**GOAL OF THE EXERCISE**
Below are the records; copy each line in them that holds the word "much".

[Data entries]
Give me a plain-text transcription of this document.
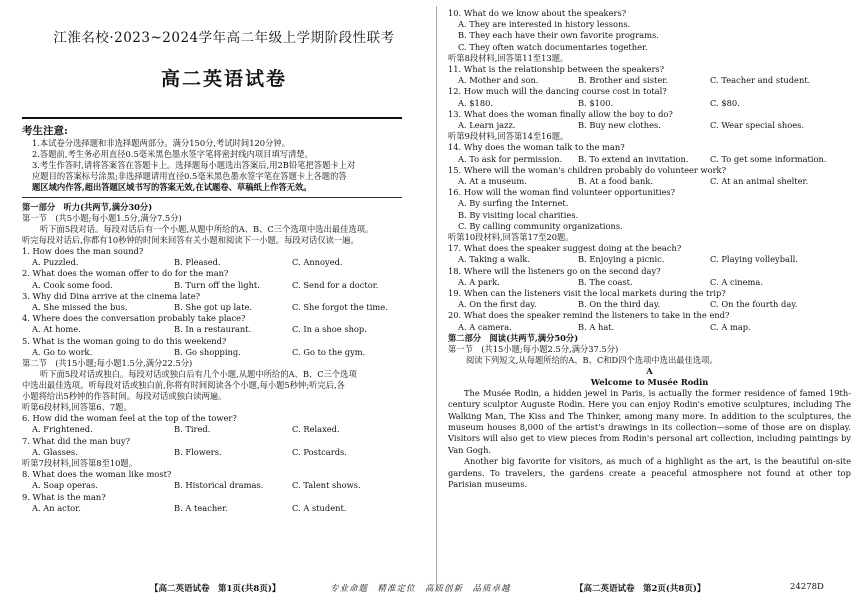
江淮名校·2023~2024学年高二年级上学期阶段性联考
高二英语试卷
考生注意:
1.本试卷分选择题和非选择题两部分。满分150分,考试时间120分钟。
2.答题前,考生务必用直径0.5毫米黑色墨水签字笔将密封线内项目填写清楚。
3.考生作答时,请将答案答在答题卡上。选择题每小题选出答案后,用2B铅笔把答题卡上对
应题目的答案标号涂黑;非选择题请用直径0.5毫米黑色墨水签字笔在答题卡上各题的答
题区域内作答,超出答题区域书写的答案无效,在试题卷、草稿纸上作答无效。
第一部分　听力(共两节,满分30分)
第一节　(共5小题;每小题1.5分,满分7.5分)
听下面5段对话。每段对话后有一个小题,从题中所给的A、B、C三个选项中选出最佳选项。
听完每段对话后,你都有10秒钟的时间来回答有关小题和阅读下一小题。每段对话仅读一遍。
1. How does the man sound?
A. Puzzled.	B. Pleased.	C. Annoyed.
2. What does the woman offer to do for the man?
A. Cook some food.	B. Turn off the light.	C. Send for a doctor.
3. Why did Dina arrive at the cinema late?
A. She missed the bus.	B. She got up late.	C. She forgot the time.
4. Where does the conversation probably take place?
A. At home.	B. In a restaurant.	C. In a shoe shop.
5. What is the woman going to do this weekend?
A. Go to work.	B. Go shopping.	C. Go to the gym.
第二节　(共15小题;每小题1.5分,满分22.5分)
听下面5段对话或独白。每段对话或独白后有几个小题,从题中所给的A、B、C三个选项
中选出最佳选项。听每段对话或独白前,你将有时间阅读各个小题,每小题5秒钟;听完后,各
小题将给出5秒钟的作答时间。每段对话或独白读两遍。
听第6段材料,回答第6、7题。
6. How did the woman feel at the top of the tower?
A. Frightened.	B. Tired.	C. Relaxed.
7. What did the man buy?
A. Glasses.	B. Flowers.	C. Postcards.
听第7段材料,回答第8至10题。
8. What does the woman like most?
A. Soap operas.	B. Historical dramas.	C. Talent shows.
9. What is the man?
A. An actor.	B. A teacher.	C. A student.
10. What do we know about the speakers?
A. They are interested in history lessons.
B. They each have their own favorite programs.
C. They often watch documentaries together.
听第8段材料,回答第11至13题。
11. What is the relationship between the speakers?
A. Mother and son.	B. Brother and sister.	C. Teacher and student.
12. How much will the dancing course cost in total?
A. $180.	B. $100.	C. $80.
13. What does the woman finally allow the boy to do?
A. Learn jazz.	B. Buy new clothes.	C. Wear special shoes.
听第9段材料,回答第14至16题。
14. Why does the woman talk to the man?
A. To ask for permission. B. To extend an invitation.	C. To get some information.
15. Where will the woman's children probably do volunteer work?
A. At a museum.	B. At a food bank.	C. At an animal shelter.
16. How will the woman find volunteer opportunities?
A. By surfing the Internet.
B. By visiting local charities.
C. By calling community organizations.
听第10段材料,回答第17至20题。
17. What does the speaker suggest doing at the beach?
A. Taking a walk.	B. Enjoying a picnic.	C. Playing volleyball.
18. Where will the listeners go on the second day?
A. A park.	B. The coast.	C. A cinema.
19. When can the listeners visit the local markets during the trip?
A. On the first day.	B. On the third day.	C. On the fourth day.
20. What does the speaker remind the listeners to take in the end?
A. A camera.	B. A hat.	C. A map.
第二部分　阅读(共两节,满分50分)
第一节　(共15小题;每小题2.5分,满分37.5分)
阅读下列短文,从每题所给的A、B、C和D四个选项中选出最佳选项。
A
Welcome to Musée Rodin
The Musée Rodin, a hidden jewel in Paris, is actually the former residence of famed 19th-century sculptor Auguste Rodin. Here you can enjoy Rodin's emotive sculptures, including The Walking Man, The Kiss and The Thinker, among many more. In addition to the sculptures, the museum houses 8,000 of the artist's drawings in its collection—some of those are on display. Visitors will also get to view pieces from Rodin's personal art collection, including paintings by Van Gogh.
Another big favorite for visitors, as much of a highlight as the art, is the beautiful on-site gardens. To travelers, the gardens create a peaceful atmosphere not found at other top Parisian museums.
【高二英语试卷　第1页(共8页)】	专业命题　精准定位　高质创新　品质卓越	【高二英语试卷　第2页(共8页)】	24278D
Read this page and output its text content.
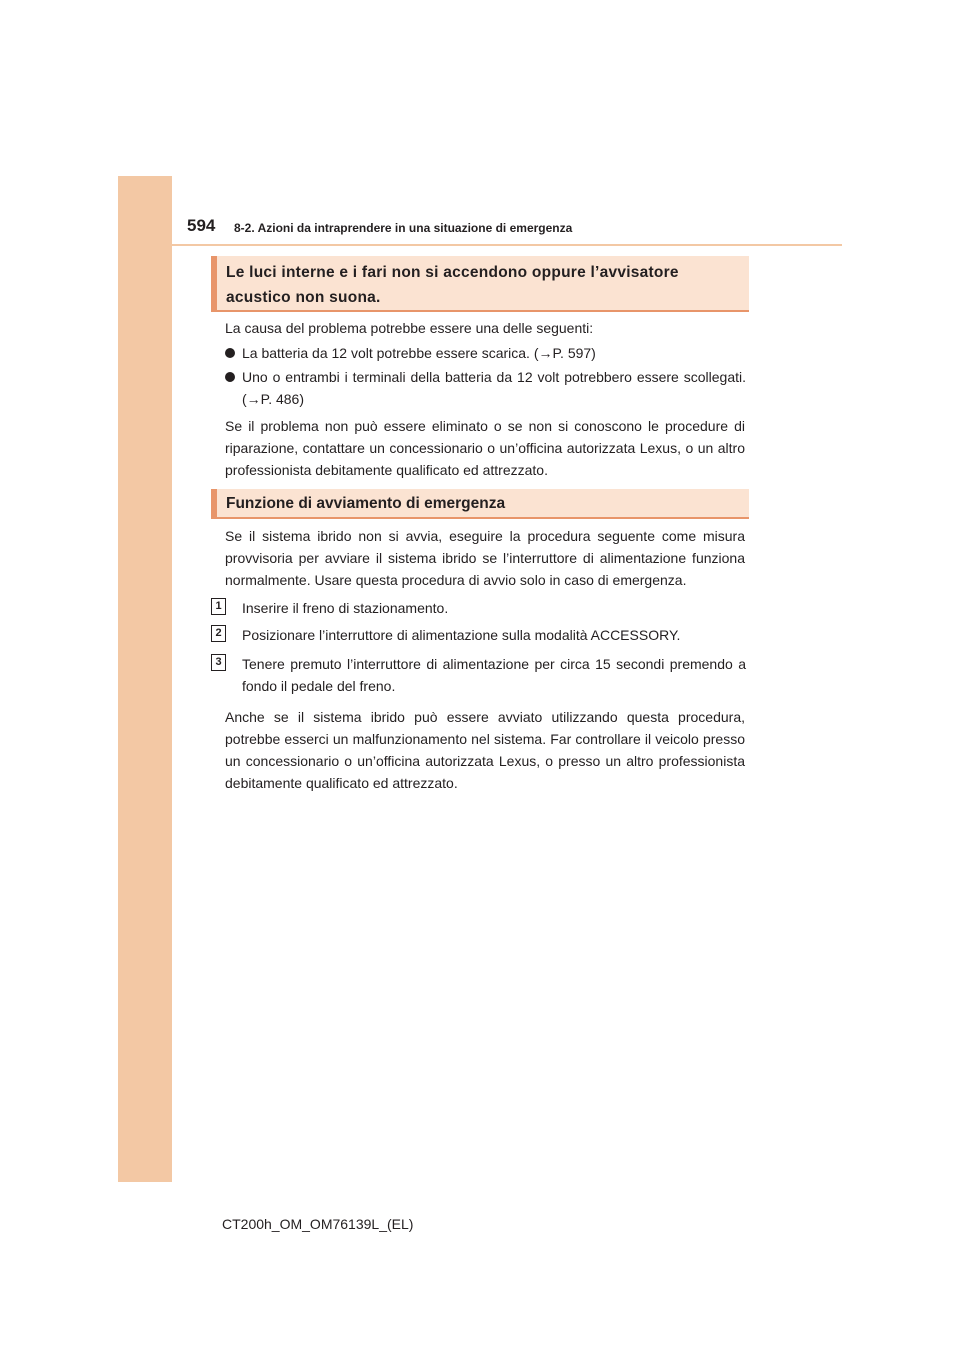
594 8-2. Azioni da intraprendere in una situazione di emergenza
Le luci interne e i fari non si accendono oppure l’avvisatore acustico non suona.
La causa del problema potrebbe essere una delle seguenti:
La batteria da 12 volt potrebbe essere scarica. (→P. 597)
Uno o entrambi i terminali della batteria da 12 volt potrebbero essere scollegati. (→P. 486)
Se il problema non può essere eliminato o se non si conoscono le procedure di riparazione, contattare un concessionario o un’officina autorizzata Lexus, o un altro professionista debitamente qualificato ed attrezzato.
Funzione di avviamento di emergenza
Se il sistema ibrido non si avvia, eseguire la procedura seguente come misura provvisoria per avviare il sistema ibrido se l’interruttore di alimentazione funziona normalmente. Usare questa procedura di avvio solo in caso di emergenza.
1	Inserire il freno di stazionamento.
2	Posizionare l’interruttore di alimentazione sulla modalità ACCESSORY.
3	Tenere premuto l’interruttore di alimentazione per circa 15 secondi premendo a fondo il pedale del freno.
Anche se il sistema ibrido può essere avviato utilizzando questa procedura, potrebbe esserci un malfunzionamento nel sistema. Far controllare il veicolo presso un concessionario o un’officina autorizzata Lexus, o presso un altro professionista debitamente qualificato ed attrezzato.
CT200h_OM_OM76139L_(EL)
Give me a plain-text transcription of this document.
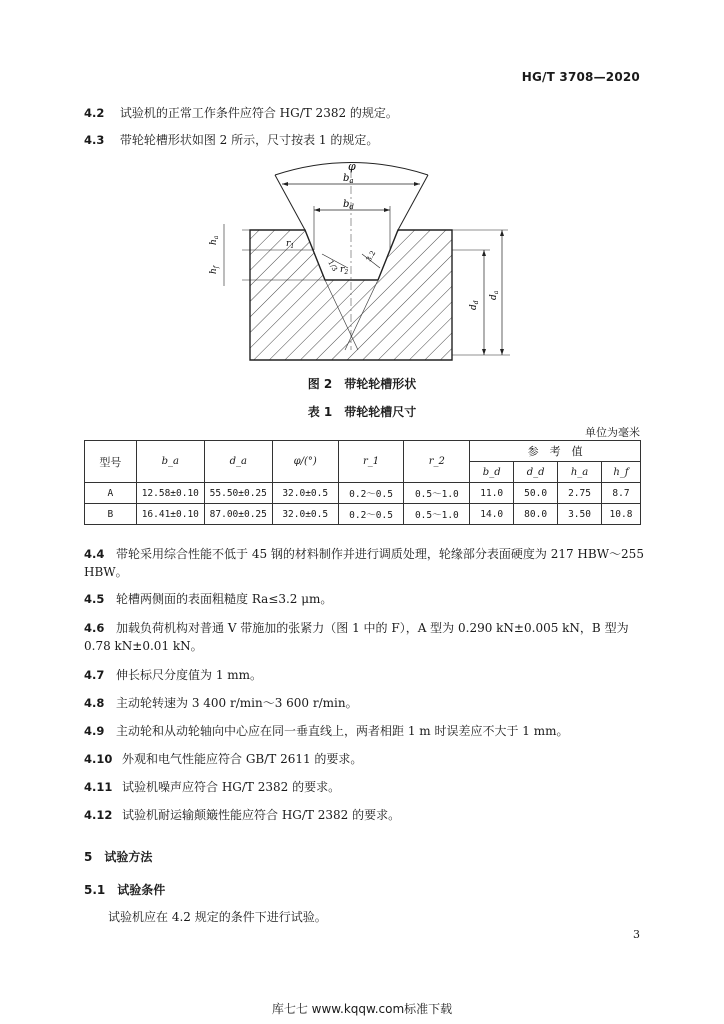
HG/T 3708—2020
4.2 试验机的正常工作条件应符合 HG/T 2382 的规定。
4.3 带轮轮槽形状如图 2 所示，尺寸按表 1 的规定。
φ
$b_a$
$b_d$
$h_a$
$h_f$
$r_1$
$r_2$
1/3
3.2
$d_d$
$d_a$
图 2　带轮轮槽形状
表 1　带轮轮槽尺寸
单位为毫米
型号	b_a	d_a	φ/(°)	r_1	r_2	参　考　值			
						b_d	d_d	h_a	h_f
A	12.58±0.10	55.50±0.25	32.0±0.5	0.2～0.5	0.5～1.0	11.0	50.0	2.75	8.7
B	16.41±0.10	87.00±0.25	32.0±0.5	0.2～0.5	0.5～1.0	14.0	80.0	3.50	10.8
4.4 带轮采用综合性能不低于 45 钢的材料制作并进行调质处理，轮缘部分表面硬度为 217 HBW～255 HBW。
4.5 轮槽两侧面的表面粗糙度 Ra≤3.2 μm。
4.6 加载负荷机构对普通 V 带施加的张紧力（图 1 中的 F），A 型为 0.290 kN±0.005 kN，B 型为 0.78 kN±0.01 kN。
4.7 伸长标尺分度值为 1 mm。
4.8 主动轮转速为 3 400 r/min～3 600 r/min。
4.9 主动轮和从动轮轴向中心应在同一垂直线上，两者相距 1 m 时误差应不大于 1 mm。
4.10 外观和电气性能应符合 GB/T 2611 的要求。
4.11 试验机噪声应符合 HG/T 2382 的要求。
4.12 试验机耐运输颠簸性能应符合 HG/T 2382 的要求。
5 试验方法
5.1 试验条件
试验机应在 4.2 规定的条件下进行试验。
3
库七七 www.kqqw.com标准下载
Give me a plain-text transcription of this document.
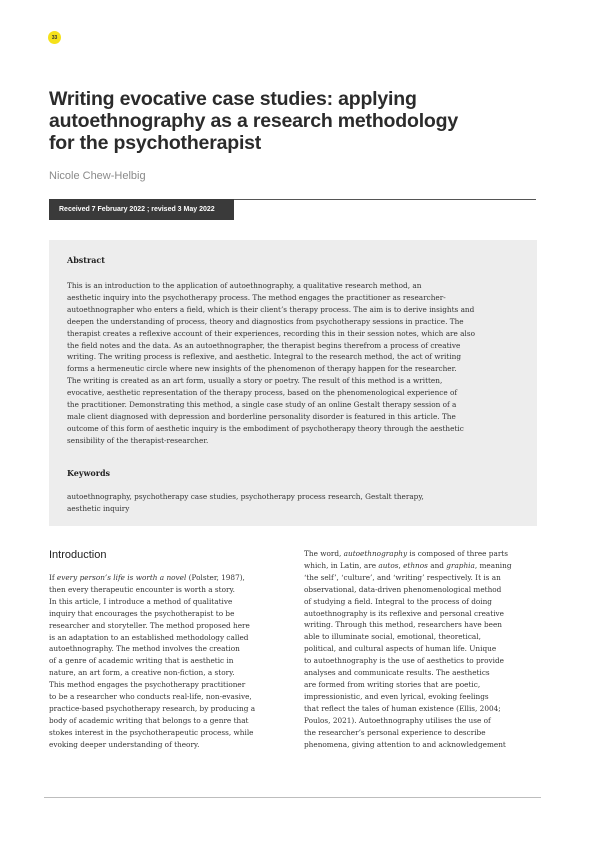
33
Writing evocative case studies: applying
autoethnography as a research methodology
for the psychotherapist
Nicole Chew-Helbig
Received 7 February 2022 ; revised 3 May 2022
Abstract

This is an introduction to the application of autoethnography, a qualitative research method, an
aesthetic inquiry into the psychotherapy process. The method engages the practitioner as researcher-
autoethnographer who enters a field, which is their client’s therapy process. The aim is to derive insights and
deepen the understanding of process, theory and diagnostics from psychotherapy sessions in practice. The
therapist creates a reflexive account of their experiences, recording this in their session notes, which are also
the field notes and the data. As an autoethnographer, the therapist begins therefrom a process of creative
writing. The writing process is reflexive, and aesthetic. Integral to the research method, the act of writing
forms a hermeneutic circle where new insights of the phenomenon of therapy happen for the researcher.
The writing is created as an art form, usually a story or poetry. The result of this method is a written,
evocative, aesthetic representation of the therapy process, based on the phenomenological experience of
the practitioner. Demonstrating this method, a single case study of an online Gestalt therapy session of a
male client diagnosed with depression and borderline personality disorder is featured in this article. The
outcome of this form of aesthetic inquiry is the embodiment of psychotherapy theory through the aesthetic
sensibility of the therapist-researcher.

Keywords

autoethnography, psychotherapy case studies, psychotherapy process research, Gestalt therapy,
aesthetic inquiry

Introduction

If every person’s life is worth a novel (Polster, 1987),
then every therapeutic encounter is worth a story.
In this article, I introduce a method of qualitative
inquiry that encourages the psychotherapist to be
researcher and storyteller. The method proposed here
is an adaptation to an established methodology called
autoethnography. The method involves the creation
of a genre of academic writing that is aesthetic in
nature, an art form, a creative non-fiction, a story.
This method engages the psychotherapy practitioner
to be a researcher who conducts real-life, non-evasive,
practice-based psychotherapy research, by producing a
body of academic writing that belongs to a genre that
stokes interest in the psychotherapeutic process, while
evoking deeper understanding of theory.

The word, autoethnography is composed of three parts
which, in Latin, are autos, ethnos and graphia, meaning
‘the self’, ‘culture’, and ‘writing’ respectively. It is an
observational, data-driven phenomenological method
of studying a field. Integral to the process of doing
autoethnography is its reflexive and personal creative
writing. Through this method, researchers have been
able to illuminate social, emotional, theoretical,
political, and cultural aspects of human life. Unique
to autoethnography is the use of aesthetics to provide
analyses and communicate results. The aesthetics
are formed from writing stories that are poetic,
impressionistic, and even lyrical, evoking feelings
that reflect the tales of human existence (Ellis, 2004;
Poulos, 2021). Autoethnography utilises the use of
the researcher’s personal experience to describe
phenomena, giving attention to and acknowledgement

**ANSWER TO THE TASK**
12. How much will the dancing course cost in total?
Another big favorite for visitors, as much of a highlight as the art, is the beautiful on-site gardens. To travelers, the gardens create a peaceful atmosphere not found at other top Parisian museums.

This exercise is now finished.